> **Work task**
In the copy, keep every line below as it is and leave out the pictures.

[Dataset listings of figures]
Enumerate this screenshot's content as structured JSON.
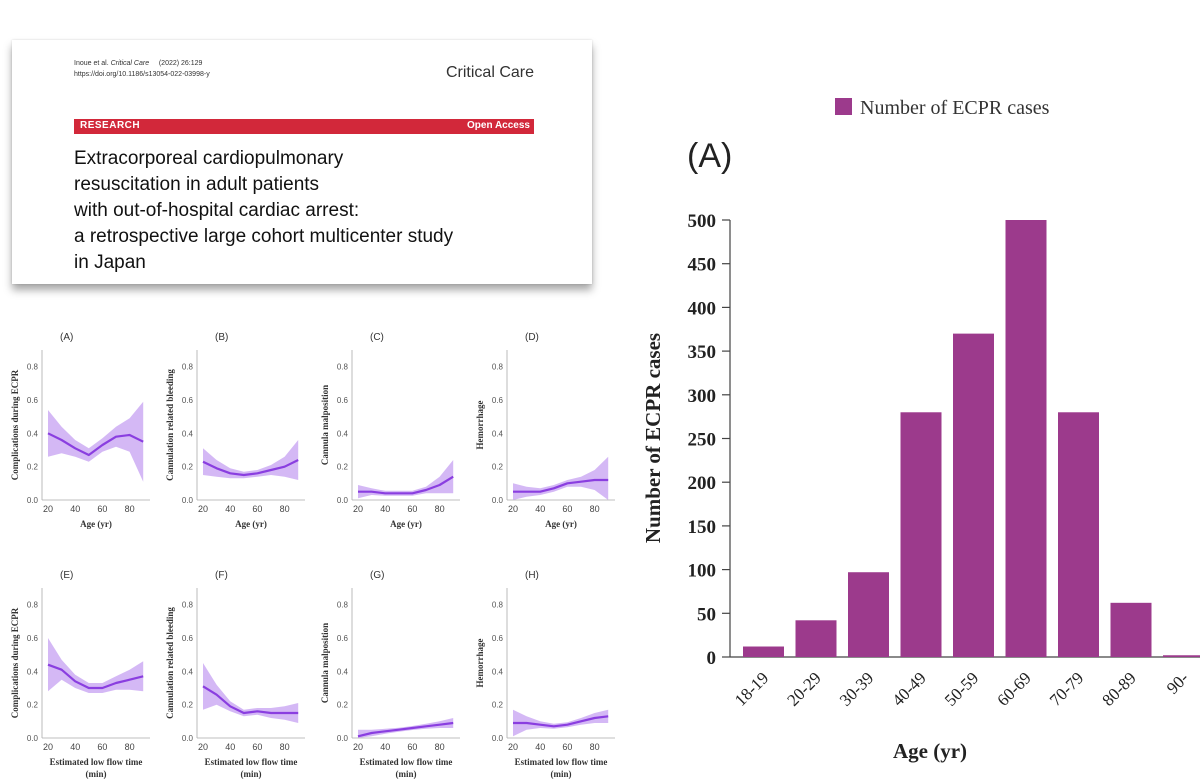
{
  "paper": {
    "citation_authors": "Inoue et al.",
    "citation_journal": "Critical Care",
    "citation_year_vol": "(2022) 26:129",
    "doi": "https://doi.org/10.1186/s13054-022-03998-y",
    "journal_name": "Critical Care",
    "section_label": "RESEARCH",
    "access_label": "Open Access",
    "title_lines": [
      "Extracorporeal cardiopulmonary",
      "resuscitation in adult patients",
      "with out-of-hospital cardiac arrest:",
      "a retrospective large cohort multicenter study",
      "in Japan"
    ]
  },
  "colors": {
    "accent": "#d2283a",
    "line": "#8a3ee0",
    "band": "#c9a6f2",
    "bar": "#9c3a8c"
  },
  "chart_data": [
    {
      "type": "bar",
      "panel_label": "(A)",
      "legend": "Number of ECPR cases",
      "categories": [
        "18-19",
        "20-29",
        "30-39",
        "40-49",
        "50-59",
        "60-69",
        "70-79",
        "80-89",
        "90-"
      ],
      "values": [
        12,
        42,
        97,
        280,
        370,
        500,
        280,
        62,
        2
      ],
      "ylabel": "Number of ECPR cases",
      "xlabel": "Age (yr)",
      "ylim": [
        0,
        500
      ],
      "yticks": [
        "0",
        "50",
        "100",
        "150",
        "200",
        "250",
        "300",
        "350",
        "400",
        "450",
        "500"
      ]
    },
    {
      "type": "line",
      "panel_label": "(A)",
      "ylabel": "Complications during ECPR",
      "xlabel": "Age (yr)",
      "x": [
        20,
        30,
        40,
        50,
        60,
        70,
        80,
        90
      ],
      "y": [
        0.4,
        0.36,
        0.31,
        0.27,
        0.33,
        0.38,
        0.39,
        0.35
      ],
      "band_half_width": [
        0.14,
        0.08,
        0.05,
        0.04,
        0.04,
        0.06,
        0.1,
        0.24
      ],
      "xticks": [
        "20",
        "40",
        "60",
        "80"
      ],
      "yticks": [
        "0.0",
        "0.2",
        "0.4",
        "0.6",
        "0.8"
      ],
      "ylim": [
        0,
        0.9
      ]
    },
    {
      "type": "line",
      "panel_label": "(B)",
      "ylabel": "Cannulation related bleeding",
      "xlabel": "Age (yr)",
      "x": [
        20,
        30,
        40,
        50,
        60,
        70,
        80,
        90
      ],
      "y": [
        0.23,
        0.19,
        0.16,
        0.15,
        0.16,
        0.18,
        0.2,
        0.24
      ],
      "band_half_width": [
        0.08,
        0.05,
        0.03,
        0.02,
        0.02,
        0.03,
        0.06,
        0.12
      ],
      "xticks": [
        "20",
        "40",
        "60",
        "80"
      ],
      "yticks": [
        "0.0",
        "0.2",
        "0.4",
        "0.6",
        "0.8"
      ],
      "ylim": [
        0,
        0.9
      ]
    },
    {
      "type": "line",
      "panel_label": "(C)",
      "ylabel": "Cannula malposition",
      "xlabel": "Age (yr)",
      "x": [
        20,
        30,
        40,
        50,
        60,
        70,
        80,
        90
      ],
      "y": [
        0.05,
        0.05,
        0.04,
        0.04,
        0.04,
        0.06,
        0.09,
        0.14
      ],
      "band_half_width": [
        0.04,
        0.02,
        0.015,
        0.015,
        0.015,
        0.02,
        0.05,
        0.1
      ],
      "xticks": [
        "20",
        "40",
        "60",
        "80"
      ],
      "yticks": [
        "0.0",
        "0.2",
        "0.4",
        "0.6",
        "0.8"
      ],
      "ylim": [
        0,
        0.9
      ]
    },
    {
      "type": "line",
      "panel_label": "(D)",
      "ylabel": "Hemorrhage",
      "xlabel": "Age (yr)",
      "x": [
        20,
        30,
        40,
        50,
        60,
        70,
        80,
        90
      ],
      "y": [
        0.05,
        0.05,
        0.05,
        0.07,
        0.1,
        0.11,
        0.12,
        0.12
      ],
      "band_half_width": [
        0.05,
        0.03,
        0.02,
        0.02,
        0.02,
        0.03,
        0.06,
        0.14
      ],
      "xticks": [
        "20",
        "40",
        "60",
        "80"
      ],
      "yticks": [
        "0.0",
        "0.2",
        "0.4",
        "0.6",
        "0.8"
      ],
      "ylim": [
        0,
        0.9
      ]
    },
    {
      "type": "line",
      "panel_label": "(E)",
      "ylabel": "Complications during ECPR",
      "xlabel": "Estimated low flow time (min)",
      "x": [
        20,
        30,
        40,
        50,
        60,
        70,
        80,
        90
      ],
      "y": [
        0.44,
        0.41,
        0.34,
        0.3,
        0.3,
        0.33,
        0.35,
        0.37
      ],
      "band_half_width": [
        0.16,
        0.06,
        0.04,
        0.03,
        0.03,
        0.04,
        0.06,
        0.09
      ],
      "xticks": [
        "20",
        "40",
        "60",
        "80"
      ],
      "yticks": [
        "0.0",
        "0.2",
        "0.4",
        "0.6",
        "0.8"
      ],
      "ylim": [
        0,
        0.9
      ]
    },
    {
      "type": "line",
      "panel_label": "(F)",
      "ylabel": "Cannulation related bleeding",
      "xlabel": "Estimated low flow time (min)",
      "x": [
        20,
        30,
        40,
        50,
        60,
        70,
        80,
        90
      ],
      "y": [
        0.31,
        0.26,
        0.19,
        0.15,
        0.16,
        0.15,
        0.15,
        0.15
      ],
      "band_half_width": [
        0.14,
        0.06,
        0.03,
        0.02,
        0.02,
        0.03,
        0.04,
        0.06
      ],
      "xticks": [
        "20",
        "40",
        "60",
        "80"
      ],
      "yticks": [
        "0.0",
        "0.2",
        "0.4",
        "0.6",
        "0.8"
      ],
      "ylim": [
        0,
        0.9
      ]
    },
    {
      "type": "line",
      "panel_label": "(G)",
      "ylabel": "Cannula malposition",
      "xlabel": "Estimated low flow time (min)",
      "x": [
        20,
        30,
        40,
        50,
        60,
        70,
        80,
        90
      ],
      "y": [
        0.01,
        0.03,
        0.04,
        0.05,
        0.06,
        0.07,
        0.08,
        0.09
      ],
      "band_half_width": [
        0.04,
        0.02,
        0.015,
        0.012,
        0.012,
        0.015,
        0.02,
        0.03
      ],
      "xticks": [
        "20",
        "40",
        "60",
        "80"
      ],
      "yticks": [
        "0.0",
        "0.2",
        "0.4",
        "0.6",
        "0.8"
      ],
      "ylim": [
        0,
        0.9
      ]
    },
    {
      "type": "line",
      "panel_label": "(H)",
      "ylabel": "Hemorrhage",
      "xlabel": "Estimated low flow time (min)",
      "x": [
        20,
        30,
        40,
        50,
        60,
        70,
        80,
        90
      ],
      "y": [
        0.09,
        0.09,
        0.08,
        0.07,
        0.08,
        0.1,
        0.12,
        0.13
      ],
      "band_half_width": [
        0.08,
        0.04,
        0.02,
        0.015,
        0.015,
        0.02,
        0.03,
        0.04
      ],
      "xticks": [
        "20",
        "40",
        "60",
        "80"
      ],
      "yticks": [
        "0.0",
        "0.2",
        "0.4",
        "0.6",
        "0.8"
      ],
      "ylim": [
        0,
        0.9
      ]
    }
  ]
}
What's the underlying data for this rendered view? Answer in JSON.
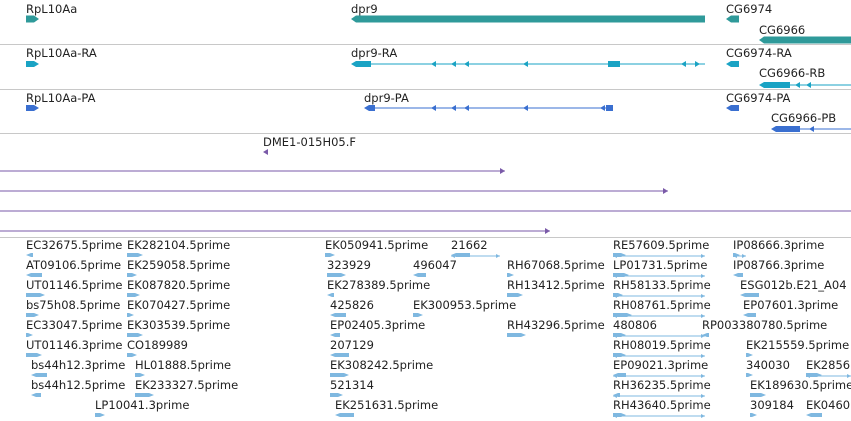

> **Result below**
Enumerate this screenshot's content as structured JSON.
{
  "paper": {
    "citation_authors": "Inoue et al.",
    "citation_journal": "Critical Care",
    "citation_year_vol": "(2022) 26:129",
    "doi": "https://doi.org/10.1186/s13054-022-03998-y",
    "journal_name": "Critical Care",
    "section_label": "RESEARCH",
    "access_label": "Open Access",
    "title_lines": [
      "Extracorporeal cardiopulmonary",
      "resuscitation in adult patients",
      "with out-of-hospital cardiac arrest:",
      "a retrospective large cohort multicenter study",
      "in Japan"
    ]
  },
  "colors": {
    "accent": "#d2283a",
    "line": "#8a3ee0",
    "band": "#c9a6f2",
    "bar": "#9c3a8c"
  },
  "chart_data": [
    {
      "type": "bar",
      "panel_label": "(A)",
      "legend": "Number of ECPR cases",
      "categories": [
        "18-19",
        "20-29",
        "30-39",
        "40-49",
        "50-59",
        "60-69",
        "70-79",
        "80-89",
        "90-"
      ],
      "values": [
        12,
        42,
        97,
        280,
        370,
        500,
        280,
        62,
        2
      ],
      "ylabel": "Number of ECPR cases",
      "xlabel": "Age (yr)",
      "ylim": [
        0,
        500
      ],
      "yticks": [
        "0",
        "50",
        "100",
        "150",
        "200",
        "250",
        "300",
        "350",
        "400",
        "450",
        "500"
      ]
    },
    {
      "type": "line",
      "panel_label": "(A)",
      "ylabel": "Complications during ECPR",
      "xlabel": "Age (yr)",
      "x": [
        20,
        30,
        40,
        50,
        60,
        70,
        80,
        90
      ],
      "y": [
        0.4,
        0.36,
        0.31,
        0.27,
        0.33,
        0.38,
        0.39,
        0.35
      ],
      "band_half_width": [
        0.14,
        0.08,
        0.05,
        0.04,
        0.04,
        0.06,
        0.1,
        0.24
      ],
      "xticks": [
        "20",
        "40",
        "60",
        "80"
      ],
      "yticks": [
        "0.0",
        "0.2",
        "0.4",
        "0.6",
        "0.8"
      ],
      "ylim": [
        0,
        0.9
      ]
    },
    {
      "type": "line",
      "panel_label": "(B)",
      "ylabel": "Cannulation related bleeding",
      "xlabel": "Age (yr)",
      "x": [
        20,
        30,
        40,
        50,
        60,
        70,
        80,
        90
      ],
      "y": [
        0.23,
        0.19,
        0.16,
        0.15,
        0.16,
        0.18,
        0.2,
        0.24
      ],
      "band_half_width": [
        0.08,
        0.05,
        0.03,
        0.02,
        0.02,
        0.03,
        0.06,
        0.12
      ],
      "xticks": [
        "20",
        "40",
        "60",
        "80"
      ],
      "yticks": [
        "0.0",
        "0.2",
        "0.4",
        "0.6",
        "0.8"
      ],
      "ylim": [
        0,
        0.9
      ]
    },
    {
      "type": "line",
      "panel_label": "(C)",
      "ylabel": "Cannula malposition",
      "xlabel": "Age (yr)",
      "x": [
        20,
        30,
        40,
        50,
        60,
        70,
        80,
        90
      ],
      "y": [
        0.05,
        0.05,
        0.04,
        0.04,
        0.04,
        0.06,
        0.09,
        0.14
      ],
      "band_half_width": [
        0.04,
        0.02,
        0.015,
        0.015,
        0.015,
        0.02,
        0.05,
        0.1
      ],
      "xticks": [
        "20",
        "40",
        "60",
        "80"
      ],
      "yticks": [
        "0.0",
        "0.2",
        "0.4",
        "0.6",
        "0.8"
      ],
      "ylim": [
        0,
        0.9
      ]
    },
    {
      "type": "line",
      "panel_label": "(D)",
      "ylabel": "Hemorrhage",
      "xlabel": "Age (yr)",
      "x": [
        20,
        30,
        40,
        50,
        60,
        70,
        80,
        90
      ],
      "y": [
        0.05,
        0.05,
        0.05,
        0.07,
        0.1,
        0.11,
        0.12,
        0.12
      ],
      "band_half_width": [
        0.05,
        0.03,
        0.02,
        0.02,
        0.02,
        0.03,
        0.06,
        0.14
      ],
      "xticks": [
        "20",
        "40",
        "60",
        "80"
      ],
      "yticks": [
        "0.0",
        "0.2",
        "0.4",
        "0.6",
        "0.8"
      ],
      "ylim": [
        0,
        0.9
      ]
    },
    {
      "type": "line",
      "panel_label": "(E)",
      "ylabel": "Complications during ECPR",
      "xlabel": "Estimated low flow time (min)",
      "x": [
        20,
        30,
        40,
        50,
        60,
        70,
        80,
        90
      ],
      "y": [
        0.44,
        0.41,
        0.34,
        0.3,
        0.3,
        0.33,
        0.35,
        0.37
      ],
      "band_half_width": [
        0.16,
        0.06,
        0.04,
        0.03,
        0.03,
        0.04,
        0.06,
        0.09
      ],
      "xticks": [
        "20",
        "40",
        "60",
        "80"
      ],
      "yticks": [
        "0.0",
        "0.2",
        "0.4",
        "0.6",
        "0.8"
      ],
      "ylim": [
        0,
        0.9
      ]
    },
    {
      "type": "line",
      "panel_label": "(F)",
      "ylabel": "Cannulation related bleeding",
      "xlabel": "Estimated low flow time (min)",
      "x": [
        20,
        30,
        40,
        50,
        60,
        70,
        80,
        90
      ],
      "y": [
        0.31,
        0.26,
        0.19,
        0.15,
        0.16,
        0.15,
        0.15,
        0.15
      ],
      "band_half_width": [
        0.14,
        0.06,
        0.03,
        0.02,
        0.02,
        0.03,
        0.04,
        0.06
      ],
      "xticks": [
        "20",
        "40",
        "60",
        "80"
      ],
      "yticks": [
        "0.0",
        "0.2",
        "0.4",
        "0.6",
        "0.8"
      ],
      "ylim": [
        0,
        0.9
      ]
    },
    {
      "type": "line",
      "panel_label": "(G)",
      "ylabel": "Cannula malposition",
      "xlabel": "Estimated low flow time (min)",
      "x": [
        20,
        30,
        40,
        50,
        60,
        70,
        80,
        90
      ],
      "y": [
        0.01,
        0.03,
        0.04,
        0.05,
        0.06,
        0.07,
        0.08,
        0.09
      ],
      "band_half_width": [
        0.04,
        0.02,
        0.015,
        0.012,
        0.012,
        0.015,
        0.02,
        0.03
      ],
      "xticks": [
        "20",
        "40",
        "60",
        "80"
      ],
      "yticks": [
        "0.0",
        "0.2",
        "0.4",
        "0.6",
        "0.8"
      ],
      "ylim": [
        0,
        0.9
      ]
    },
    {
      "type": "line",
      "panel_label": "(H)",
      "ylabel": "Hemorrhage",
      "xlabel": "Estimated low flow time (min)",
      "x": [
        20,
        30,
        40,
        50,
        60,
        70,
        80,
        90
      ],
      "y": [
        0.09,
        0.09,
        0.08,
        0.07,
        0.08,
        0.1,
        0.12,
        0.13
      ],
      "band_half_width": [
        0.08,
        0.04,
        0.02,
        0.015,
        0.015,
        0.02,
        0.03,
        0.04
      ],
      "xticks": [
        "20",
        "40",
        "60",
        "80"
      ],
      "yticks": [
        "0.0",
        "0.2",
        "0.4",
        "0.6",
        "0.8"
      ],
      "ylim": [
        0,
        0.9
      ]
    }
  ]
}
What's the underlying data for this rendered view? Answer in JSON.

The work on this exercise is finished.